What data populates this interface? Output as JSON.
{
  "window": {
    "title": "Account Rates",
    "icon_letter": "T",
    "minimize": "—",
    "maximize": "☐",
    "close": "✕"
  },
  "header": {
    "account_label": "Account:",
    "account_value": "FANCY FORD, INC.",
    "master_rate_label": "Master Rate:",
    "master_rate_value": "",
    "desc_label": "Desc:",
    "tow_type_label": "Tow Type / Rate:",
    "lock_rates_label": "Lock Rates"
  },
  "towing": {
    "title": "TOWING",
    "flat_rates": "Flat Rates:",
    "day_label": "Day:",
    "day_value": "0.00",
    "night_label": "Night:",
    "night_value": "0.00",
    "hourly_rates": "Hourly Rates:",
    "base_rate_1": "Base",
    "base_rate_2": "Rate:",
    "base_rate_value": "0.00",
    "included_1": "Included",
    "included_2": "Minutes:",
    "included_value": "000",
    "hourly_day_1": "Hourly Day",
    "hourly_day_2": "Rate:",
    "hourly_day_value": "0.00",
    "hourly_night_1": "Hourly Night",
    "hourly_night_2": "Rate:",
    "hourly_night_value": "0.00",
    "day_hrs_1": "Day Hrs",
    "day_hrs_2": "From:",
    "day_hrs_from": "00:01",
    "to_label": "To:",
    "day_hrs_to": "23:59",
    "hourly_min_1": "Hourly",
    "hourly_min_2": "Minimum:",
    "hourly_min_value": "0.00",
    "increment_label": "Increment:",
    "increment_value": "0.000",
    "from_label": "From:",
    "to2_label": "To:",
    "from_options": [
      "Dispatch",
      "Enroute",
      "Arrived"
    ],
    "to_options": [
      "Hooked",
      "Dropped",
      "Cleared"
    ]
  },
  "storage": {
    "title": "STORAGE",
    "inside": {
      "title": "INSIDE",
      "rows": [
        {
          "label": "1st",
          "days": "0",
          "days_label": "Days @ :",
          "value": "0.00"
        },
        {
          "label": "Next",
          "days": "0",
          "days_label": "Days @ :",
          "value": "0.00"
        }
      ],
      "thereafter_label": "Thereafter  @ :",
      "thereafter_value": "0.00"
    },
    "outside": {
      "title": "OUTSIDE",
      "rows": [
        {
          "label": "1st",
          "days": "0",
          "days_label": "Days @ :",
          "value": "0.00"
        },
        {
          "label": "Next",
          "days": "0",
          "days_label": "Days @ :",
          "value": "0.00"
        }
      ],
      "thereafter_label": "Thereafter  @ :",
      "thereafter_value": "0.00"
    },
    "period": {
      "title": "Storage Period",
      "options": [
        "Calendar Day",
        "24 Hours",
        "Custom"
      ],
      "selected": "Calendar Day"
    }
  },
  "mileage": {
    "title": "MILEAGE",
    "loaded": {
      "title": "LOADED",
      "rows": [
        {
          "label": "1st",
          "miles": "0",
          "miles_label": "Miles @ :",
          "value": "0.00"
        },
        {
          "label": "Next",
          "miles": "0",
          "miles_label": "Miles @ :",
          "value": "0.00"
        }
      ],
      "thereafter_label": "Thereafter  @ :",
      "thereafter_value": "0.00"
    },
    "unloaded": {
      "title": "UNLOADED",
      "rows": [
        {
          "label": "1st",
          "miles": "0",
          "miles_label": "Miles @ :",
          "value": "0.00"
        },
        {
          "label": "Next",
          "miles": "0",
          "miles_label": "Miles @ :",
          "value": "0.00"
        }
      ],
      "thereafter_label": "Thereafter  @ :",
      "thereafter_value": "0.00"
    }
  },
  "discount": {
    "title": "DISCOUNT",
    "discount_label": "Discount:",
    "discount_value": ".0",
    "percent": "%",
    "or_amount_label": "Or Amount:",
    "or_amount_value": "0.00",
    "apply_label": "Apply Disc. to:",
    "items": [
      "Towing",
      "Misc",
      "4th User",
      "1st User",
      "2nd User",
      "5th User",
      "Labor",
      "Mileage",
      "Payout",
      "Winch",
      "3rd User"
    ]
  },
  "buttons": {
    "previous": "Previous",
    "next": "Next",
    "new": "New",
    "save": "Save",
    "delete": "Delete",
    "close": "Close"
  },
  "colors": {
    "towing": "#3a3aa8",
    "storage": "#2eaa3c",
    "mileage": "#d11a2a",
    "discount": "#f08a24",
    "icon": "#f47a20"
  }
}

○ ○ ○ ○

Each line of the material above needs to be quoted exactly, please.

→ **Full solution**
What data populates this interface? Output as JSON.
{
  "window": {
    "title": "Account Rates",
    "icon_letter": "T",
    "minimize": "—",
    "maximize": "☐",
    "close": "✕"
  },
  "header": {
    "account_label": "Account:",
    "account_value": "FANCY FORD, INC.",
    "master_rate_label": "Master Rate:",
    "master_rate_value": "",
    "desc_label": "Desc:",
    "tow_type_label": "Tow Type / Rate:",
    "lock_rates_label": "Lock Rates"
  },
  "towing": {
    "title": "TOWING",
    "flat_rates": "Flat Rates:",
    "day_label": "Day:",
    "day_value": "0.00",
    "night_label": "Night:",
    "night_value": "0.00",
    "hourly_rates": "Hourly Rates:",
    "base_rate_1": "Base",
    "base_rate_2": "Rate:",
    "base_rate_value": "0.00",
    "included_1": "Included",
    "included_2": "Minutes:",
    "included_value": "000",
    "hourly_day_1": "Hourly Day",
    "hourly_day_2": "Rate:",
    "hourly_day_value": "0.00",
    "hourly_night_1": "Hourly Night",
    "hourly_night_2": "Rate:",
    "hourly_night_value": "0.00",
    "day_hrs_1": "Day Hrs",
    "day_hrs_2": "From:",
    "day_hrs_from": "00:01",
    "to_label": "To:",
    "day_hrs_to": "23:59",
    "hourly_min_1": "Hourly",
    "hourly_min_2": "Minimum:",
    "hourly_min_value": "0.00",
    "increment_label": "Increment:",
    "increment_value": "0.000",
    "from_label": "From:",
    "to2_label": "To:",
    "from_options": [
      "Dispatch",
      "Enroute",
      "Arrived"
    ],
    "to_options": [
      "Hooked",
      "Dropped",
      "Cleared"
    ]
  },
  "storage": {
    "title": "STORAGE",
    "inside": {
      "title": "INSIDE",
      "rows": [
        {
          "label": "1st",
          "days": "0",
          "days_label": "Days @ :",
          "value": "0.00"
        },
        {
          "label": "Next",
          "days": "0",
          "days_label": "Days @ :",
          "value": "0.00"
        }
      ],
      "thereafter_label": "Thereafter  @ :",
      "thereafter_value": "0.00"
    },
    "outside": {
      "title": "OUTSIDE",
      "rows": [
        {
          "label": "1st",
          "days": "0",
          "days_label": "Days @ :",
          "value": "0.00"
        },
        {
          "label": "Next",
          "days": "0",
          "days_label": "Days @ :",
          "value": "0.00"
        }
      ],
      "thereafter_label": "Thereafter  @ :",
      "thereafter_value": "0.00"
    },
    "period": {
      "title": "Storage Period",
      "options": [
        "Calendar Day",
        "24 Hours",
        "Custom"
      ],
      "selected": "Calendar Day"
    }
  },
  "mileage": {
    "title": "MILEAGE",
    "loaded": {
      "title": "LOADED",
      "rows": [
        {
          "label": "1st",
          "miles": "0",
          "miles_label": "Miles @ :",
          "value": "0.00"
        },
        {
          "label": "Next",
          "miles": "0",
          "miles_label": "Miles @ :",
          "value": "0.00"
        }
      ],
      "thereafter_label": "Thereafter  @ :",
      "thereafter_value": "0.00"
    },
    "unloaded": {
      "title": "UNLOADED",
      "rows": [
        {
          "label": "1st",
          "miles": "0",
          "miles_label": "Miles @ :",
          "value": "0.00"
        },
        {
          "label": "Next",
          "miles": "0",
          "miles_label": "Miles @ :",
          "value": "0.00"
        }
      ],
      "thereafter_label": "Thereafter  @ :",
      "thereafter_value": "0.00"
    }
  },
  "discount": {
    "title": "DISCOUNT",
    "discount_label": "Discount:",
    "discount_value": ".0",
    "percent": "%",
    "or_amount_label": "Or Amount:",
    "or_amount_value": "0.00",
    "apply_label": "Apply Disc. to:",
    "items": [
      "Towing",
      "Misc",
      "4th User",
      "1st User",
      "2nd User",
      "5th User",
      "Labor",
      "Mileage",
      "Payout",
      "Winch",
      "3rd User"
    ]
  },
  "buttons": {
    "previous": "Previous",
    "next": "Next",
    "new": "New",
    "save": "Save",
    "delete": "Delete",
    "close": "Close"
  },
  "colors": {
    "towing": "#3a3aa8",
    "storage": "#2eaa3c",
    "mileage": "#d11a2a",
    "discount": "#f08a24",
    "icon": "#f47a20"
  }
}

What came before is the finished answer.